## Исходный текст:
···

Реконструктивизм
В московском Центре «Зотов» открылась выставка, вполне соответствующая термину «блокбастер»: проект «Работать и жить. Архитектура конструктивизма. 1917–1937» представляет широкую панораму художественных проектов, наверное, самой креативной советской эпохи — первых двух послереволюционных десятилетий. Здесь собраны как реализованные, так и оставшиеся частью утопического воображения архитектурные и градостроительные проекты, которые дополнены многочисленными художественными и документальными артефактами того времени. «Артгид» попросил историка архитектуры Владимира Калашникова рассказать про сам проект и про восприятие конструктивизма в современном обществе и культуре.
Коллаж: Юля Евстратова
«Работать и жить. Архитектура конструктивизма. 1917–1937» — новая выставка в московском Центре «Зотов» (кураторы — Полина Стрельцова и Ирина Финская). Глаголы «работать» и «жить» воспринимаются как императивы, указывающие, что начать надо именно с работы, а «жить» — потом. Призывы к действию ощущаются на протяжении всей экспозиции — один из стендов и вовсе озаглавлен «Работать, строить и не ныть». Выставка поймала правильную интонацию эпохи, готовой пожертвовать прошлым и настоящим (да вообще всем) ради светлого будущего. На примере Москвы, Ленинграда, Свердловска и Новосибирска показано, как радикальные теории переустройства быта воплощались в архитектуре. Дополняя главный — архитектурный — нарратив живописью, графикой, скульптурой, фотографией и кинохроникой, проект создает настоящую антологию жизни 1920–1930-х годов, развернутую на двух этажах центра.

···

## Материал:
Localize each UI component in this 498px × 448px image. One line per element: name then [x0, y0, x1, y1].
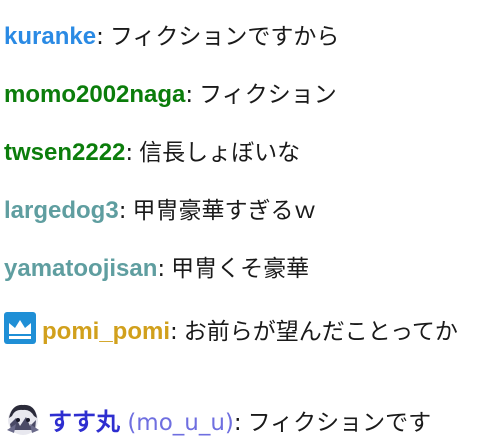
username[interactable]: kuranke — [4, 23, 96, 50]
message-text: フィクションですから — [109, 24, 340, 50]
separator: : — [96, 24, 104, 50]
user-handle[interactable]: (mo_u_u) — [127, 410, 234, 436]
username[interactable]: twsen2222 — [4, 139, 125, 166]
chat-message: すす丸 (mo_u_u): フィクションです — [4, 400, 494, 438]
chat-message: momo2002naga: フィクション — [4, 80, 494, 110]
avatar-icon[interactable] — [4, 400, 42, 438]
username[interactable]: pomi_pomi — [42, 318, 170, 345]
separator: : — [185, 82, 194, 108]
username[interactable]: yamatoojisan — [4, 255, 157, 282]
chat-message: twsen2222: 信長しょぼいな — [4, 138, 494, 168]
separator: : — [118, 198, 127, 224]
message-text: お前らが望んだことってか — [183, 319, 458, 345]
crown-icon[interactable] — [4, 312, 36, 344]
separator: : — [233, 410, 242, 436]
message-text: 甲冑豪華すぎるｗ — [132, 198, 317, 224]
username[interactable]: largedog3 — [4, 197, 119, 224]
chat-message: kuranke: フィクションですから — [4, 22, 494, 52]
chat-message: largedog3: 甲冑豪華すぎるｗ — [4, 196, 494, 226]
chat-log: kuranke: フィクションですから momo2002naga: フィクション t… — [0, 0, 498, 448]
message-text: フィクションです — [247, 410, 432, 436]
message-text: 信長しょぼいな — [139, 140, 301, 166]
chat-message: yamatoojisan: 甲冑くそ豪華 — [4, 254, 494, 284]
chat-message: pomi_pomi: お前らが望んだことってか — [4, 312, 494, 351]
username[interactable]: すす丸 — [48, 409, 120, 436]
separator: : — [170, 319, 178, 345]
username[interactable]: momo2002naga — [4, 81, 185, 108]
message-text: フィクション — [199, 82, 337, 108]
separator: : — [157, 256, 166, 282]
message-text: 甲冑くそ豪華 — [171, 256, 310, 282]
separator: : — [125, 140, 134, 166]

···

## Короткое задание 1:
Ответьте по тексту о выставке конструктивизма:
(a) Какого историка архитектуры «Артгид» попросил рассказать о проекте?
(b) Кто кураторы выставки?
(c) На примере каких городов выставка показывает, как теории переустройства быта воплощались в архитектуре?
## Короткое задание 2:
Допишите текст о выставке конструктивизма в Центре «Зотов»: продолжите его сразу после последнего предложения.

## Правильный ответ 1:
(a) Владимира Калашникова.
(b) Полина Стрельцова и Ирина Финская.
(c) Москвы, Ленинграда, Свердловска и Новосибирска.

## Правильный ответ 2:
Первый этаж — наглядная демоверсия кругового графика жизни, составленного архитектором Николаем Кузьминым (чьи работы тоже включены в экспозицию). День начинается в спальном корпусе дома-коммуны, представленном макетом знаменитой ячейки F — двухуровневой, с внушительной кубатурой при относительно небольшой площади. Далее по расписанию зарядка, где-нибудь на крыше-солярии — фотографии Александра Родченко подсказывают, какой комплекс упражнений следует выполнять. После зарядки — завтрак, например, на фабрике-кухне на Ленинградском проспекте, первой в СССР. Динамика на снимках Родченко, документирующего и эту сторону быта, появляется в самых неочевидных местах и ситуациях: кухарки, обедающие люди, котлы и кафель. После завтрака — работа, к которой так призывает выставка и которая воплощена в образах заводов, чья монументальность, оголенные конструкции из железобетона наиболее точно отражали представления конструктивистов об архитектуре. У этой промышленности был и свой аромат, оригинально представленный на выставке запахами жженой резины или свежеположенного асфальта (естественные запахи сегодняшней Москвы). Избавлению от этих ароматов и приведению себя в порядок посвящен еще один раздел экспозиции — про бани-купальни. Проекты на выставке показывают, что баням придавали далеко не только санитарно-гигиеническое значение. Новый тип бани (баня-бассейн или баня-купальня) определялся как полноценное общественное здание, где предлагалось объединить банные и спортивные помещения.
В дневном графике совсем мало времени остается для досуга, который, между прочим, должен быть сосредоточен на целях просвещения: в клубах и дворцах культуры предполагалось «с помощью искусства заражать массу пафосом индустриализации». С этой целью был спроектирован Дворец культуры завода имени И.А. Лихачева (ДК ЗИЛ) в Москве. Упоминая его, кураторы словно обращают внимание на затихшие с 2020 года новости о реконструкции ДК.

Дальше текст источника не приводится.